(Box coordinate listings)
● ● ● ● ●

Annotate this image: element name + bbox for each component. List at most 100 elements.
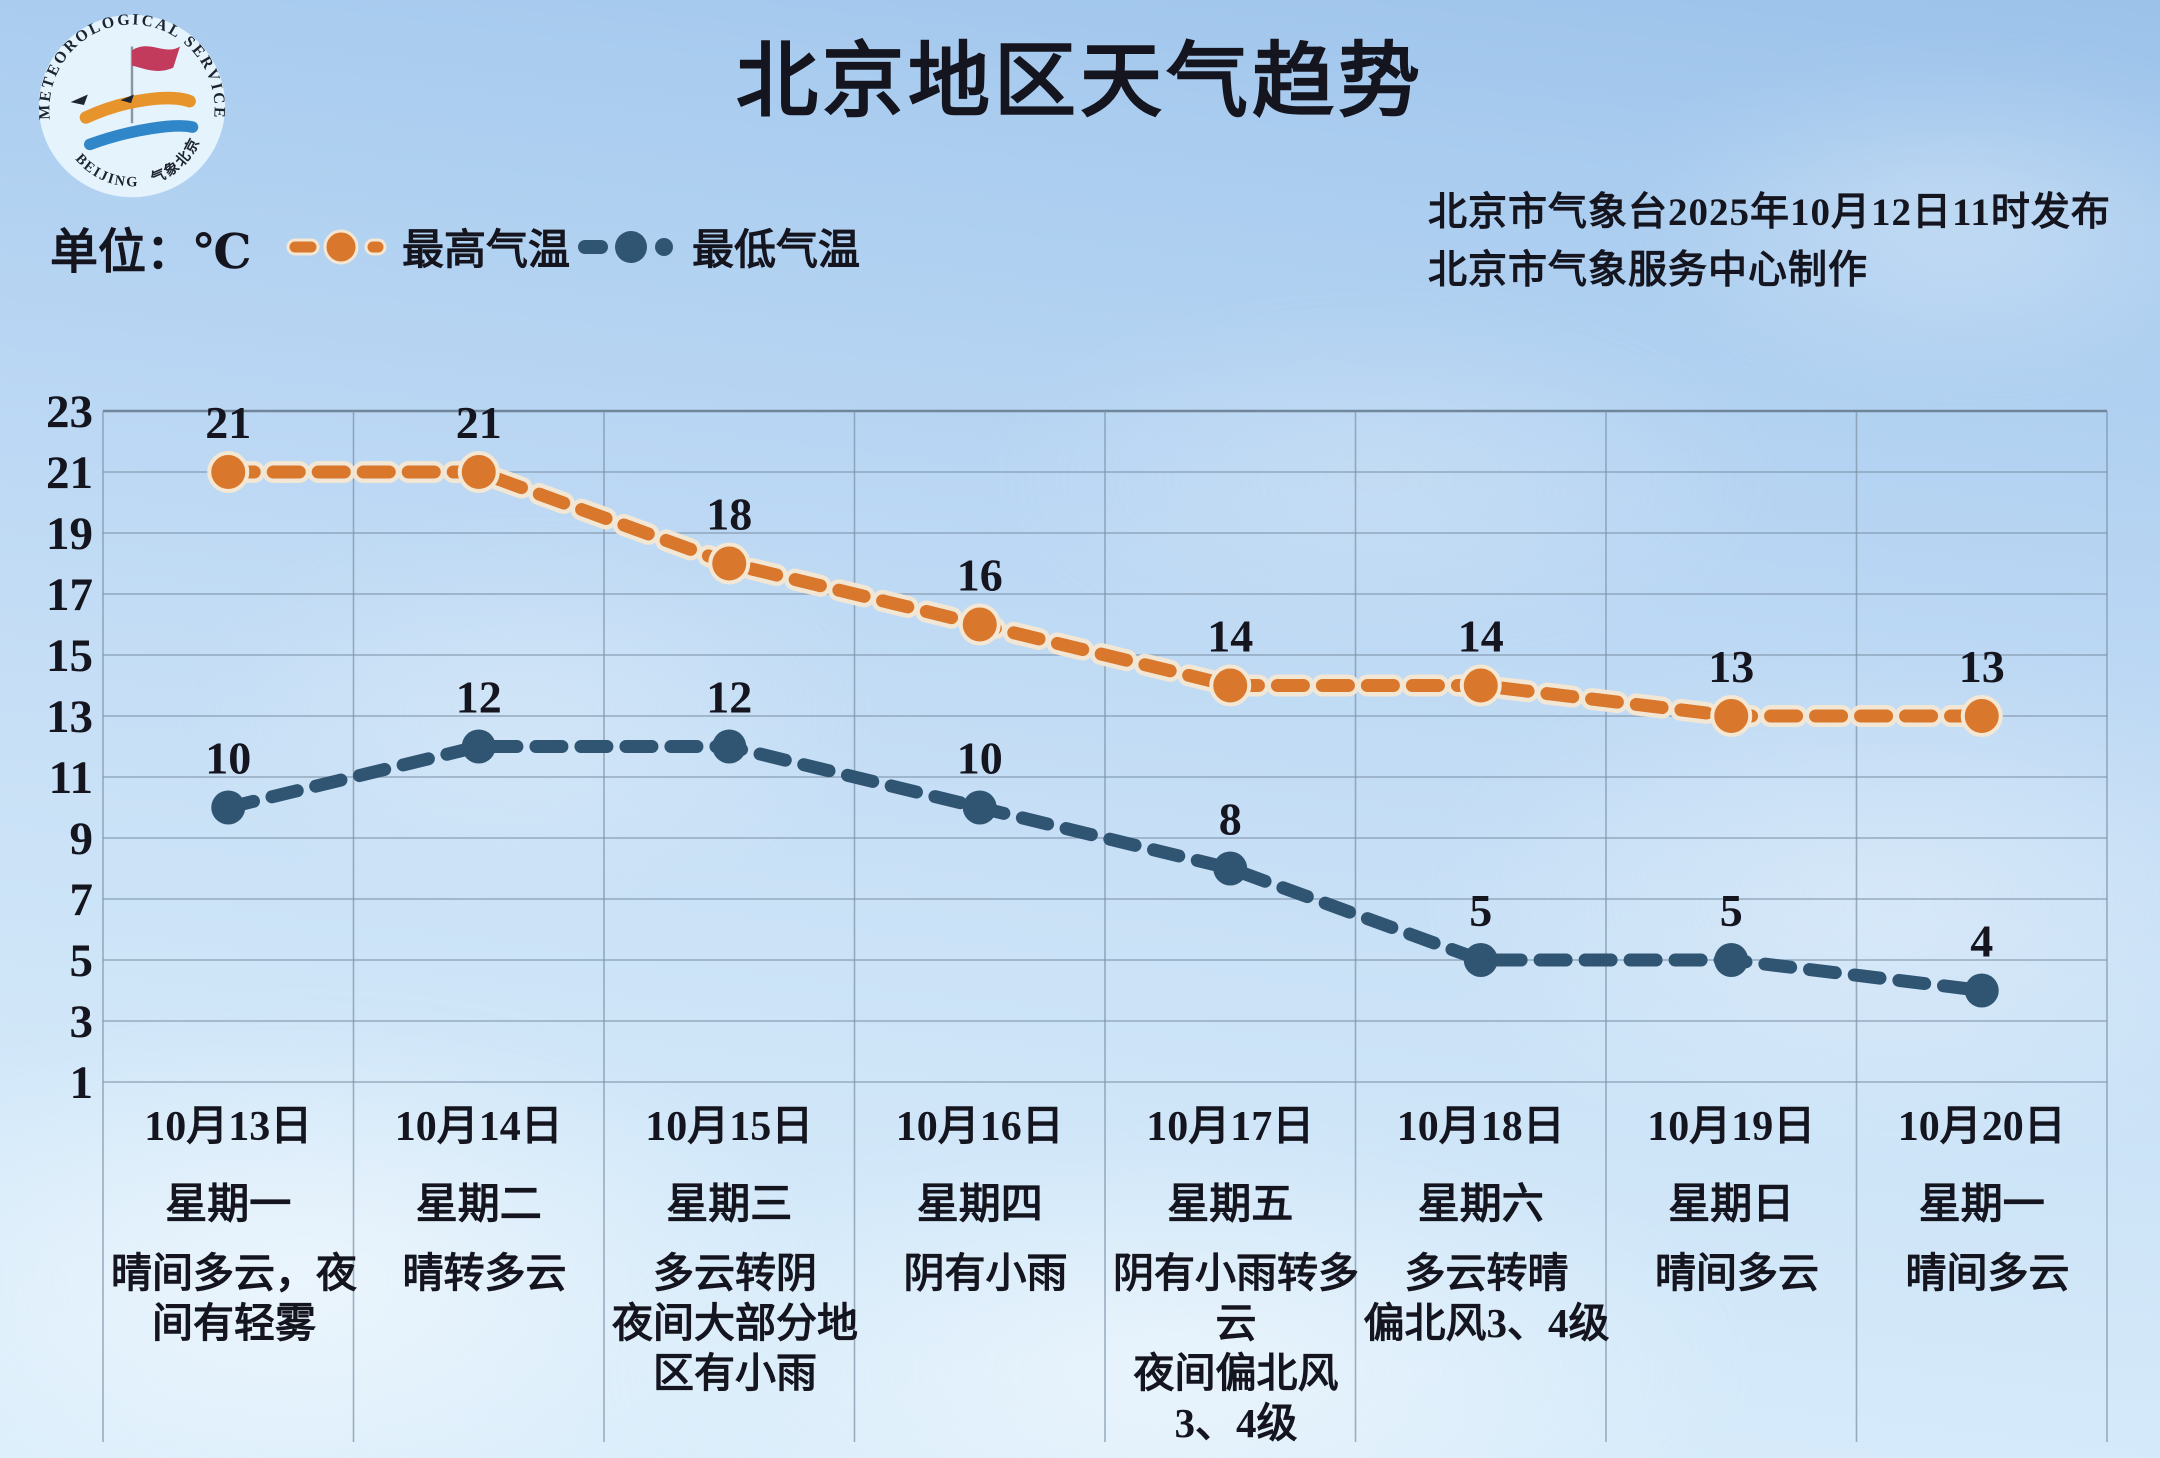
weekday-label: 星期六 [1417,1182,1544,1228]
cloud-decoration [1620,60,2160,390]
y-axis-tick-label: 1 [70,1057,94,1109]
data-point-label: 4 [1970,916,1993,967]
data-point-marker [712,729,747,764]
legend-label-low: 最低气温 [692,228,861,274]
data-point-label: 14 [1458,611,1504,662]
date-label: 10月16日 [895,1104,1064,1150]
date-label: 10月13日 [144,1104,313,1150]
legend-item-high-temp: 最高气温 [286,216,570,277]
y-axis-tick-label: 17 [46,569,93,621]
weekday-label: 星期四 [916,1182,1043,1228]
data-point-marker [1209,664,1252,707]
logo-orange-swoosh [79,91,196,124]
logo-bird-icon [70,94,88,106]
logo-blue-swoosh [83,120,199,151]
high-temp-line-sample-icon [286,229,387,264]
day-column: 10月16日 星期四阴有小雨 [855,1098,1106,1448]
date-label: 10月17日 [1146,1104,1315,1150]
date-label: 10月18日 [1396,1104,1565,1150]
legend-item-low-temp: 最低气温 [576,216,860,277]
date-label: 10月19日 [1647,1104,1816,1150]
weather-label: 阴有小雨 [903,1250,1068,1296]
temp-line [221,740,1989,997]
day-column: 10月20日 星期一晴间多云 [1857,1098,2108,1448]
day-column: 10月19日 星期日晴间多云 [1606,1098,1857,1448]
weekday-label: 星期二 [415,1182,542,1228]
date-label: 10月20日 [1897,1104,2066,1150]
weekday-label: 星期三 [666,1182,793,1228]
weather-label: 晴间多云，夜间有轻雾 [111,1250,357,1346]
data-point-marker [1714,943,1749,977]
weather-label: 阴有小雨转多云 夜间偏北风3、4级 [1113,1250,1359,1446]
cloud-decoration [180,520,880,900]
data-point-marker [1213,851,1248,886]
y-axis-tick-label: 3 [70,996,94,1048]
data-point-marker [207,451,250,493]
data-point-label: 16 [957,550,1003,601]
weather-label: 晴间多云 [1655,1250,1819,1296]
weather-label: 多云转晴 偏北风3、4级 [1363,1250,1610,1346]
y-axis-tick-label: 15 [46,630,93,682]
issue-line-2: 北京市气象服务中心制作 [1428,249,1869,292]
weekday-label: 星期一 [1918,1182,2045,1228]
low-temp-line-sample-icon [578,230,673,263]
data-point-label: 8 [1219,794,1242,845]
date-label: 10月14日 [394,1104,563,1150]
data-point-marker [211,790,246,825]
weekday-label: 星期五 [1167,1182,1294,1228]
y-axis-tick-label: 19 [46,508,93,560]
data-point-marker [1964,973,1999,1008]
weather-label: 晴间多云 [1905,1250,2070,1296]
data-point-marker [1463,943,1498,977]
y-axis-tick-label: 9 [70,813,94,865]
day-column: 10月17日 星期五阴有小雨转多云 夜间偏北风3、4级 [1105,1098,1359,1448]
data-point-marker [457,451,500,493]
date-label: 10月15日 [645,1104,814,1150]
weather-label: 晴转多云 [402,1250,567,1296]
data-point-marker [958,603,1001,646]
y-axis-tick-label: 21 [46,447,93,499]
beijing-meteorological-service-logo: METEOROLOGICAL SERVICE BEIJING 气象北京 [36,11,225,198]
data-point-label: 5 [1469,885,1492,936]
temp-line [221,465,1989,723]
day-columns: 10月13日 星期一 晴间多云，夜间有轻雾 10月14日 星期二 晴转多云 10月15日 星期… [103,1098,2107,1448]
data-point-label: 5 [1720,885,1743,936]
unit-label: 单位：℃ [50,226,252,279]
y-axis-tick-label: 13 [46,691,93,743]
data-point-label: 12 [706,672,752,723]
data-point-label: 21 [456,397,502,448]
weather-label: 多云转阴 夜间大部分地区有小雨 [612,1250,858,1396]
weekday-label: 星期日 [1668,1182,1795,1228]
day-column: 10月13日 星期一晴间多云，夜间有轻雾 [103,1098,357,1448]
data-point-marker [1960,695,2003,737]
y-axis-tick-label: 11 [49,752,93,804]
day-column: 10月15日 星期三多云转阴 夜间大部分地区有小雨 [604,1098,858,1448]
data-point-marker [708,542,751,585]
data-point-label: 13 [1708,641,1754,692]
data-point-label: 18 [706,489,752,540]
y-axis-tick-label: 5 [70,935,94,987]
data-point-marker [461,729,496,764]
legend-label-high: 最高气温 [402,228,571,274]
y-axis-tick-label: 7 [70,874,94,926]
data-point-marker [1710,695,1753,737]
weekday-label: 星期一 [165,1182,292,1228]
data-point-label: 10 [957,733,1003,784]
day-column: 10月18日 星期六多云转晴 偏北风3、4级 [1356,1098,1610,1448]
y-axis-tick-label: 23 [46,386,93,438]
issue-info: 北京市气象台2025年10月12日11时发布 北京市气象服务中心制作 [1428,184,2111,300]
data-point-marker [1459,664,1502,707]
logo-red-flag [132,46,180,71]
data-point-label: 14 [1207,611,1253,662]
issue-line-1: 北京市气象台2025年10月12日11时发布 [1428,191,2111,234]
page-title: 北京地区天气趋势 [735,36,1424,127]
data-point-label: 12 [456,672,502,723]
data-point-label: 10 [205,733,251,784]
cloud-decoration [980,300,1780,660]
day-column: 10月14日 星期二晴转多云 [354,1098,605,1448]
data-point-marker [962,790,997,825]
data-point-label: 13 [1959,641,2005,692]
data-point-label: 21 [205,397,251,448]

● ● ● ● ●

**Written task:**
Can you render the listing lines above as a numbered list, skipping any blank lines? Begin at the line that has "weekday-label: 星期六 [1417,1182,1544,1228]" and stop after the one that has "day-column: 10月19日 星期日晴间多云".

**Task answer:**
1. weekday-label: 星期六 [1417,1182,1544,1228]
2. cloud-decoration [1620,60,2160,390]
3. y-axis-tick-label: 1 [70,1057,94,1109]
4. data-point-label: 4 [1970,916,1993,967]
5. data-point-marker [712,729,747,764]
6. legend-label-low: 最低气温 [692,228,861,274]
7. data-point-label: 14 [1458,611,1504,662]
8. date-label: 10月16日 [895,1104,1064,1150]
9. date-label: 10月13日 [144,1104,313,1150]
10. legend-item-high-temp: 最高气温 [286,216,570,277]
11. y-axis-tick-label: 17 [46,569,93,621]
12. weekday-label: 星期四 [916,1182,1043,1228]
13. data-point-marker [1209,664,1252,707]
14. logo-orange-swoosh [79,91,196,124]
15. logo-bird-icon [70,94,88,106]
16. logo-blue-swoosh [83,120,199,151]
17. high-temp-line-sample-icon [286,229,387,264]
18. day-column: 10月16日 星期四阴有小雨 [855,1098,1106,1448]
19. date-label: 10月17日 [1146,1104,1315,1150]
20. date-label: 10月18日 [1396,1104,1565,1150]
21. legend-item-low-temp: 最低气温 [576,216,860,277]
22. date-label: 10月19日 [1647,1104,1816,1150]
23. weather-label: 阴有小雨 [903,1250,1068,1296]
24. temp-line [221,740,1989,997]
25. day-column: 10月20日 星期一晴间多云 [1857,1098,2108,1448]
26. day-column: 10月19日 星期日晴间多云 [1606,1098,1857,1448]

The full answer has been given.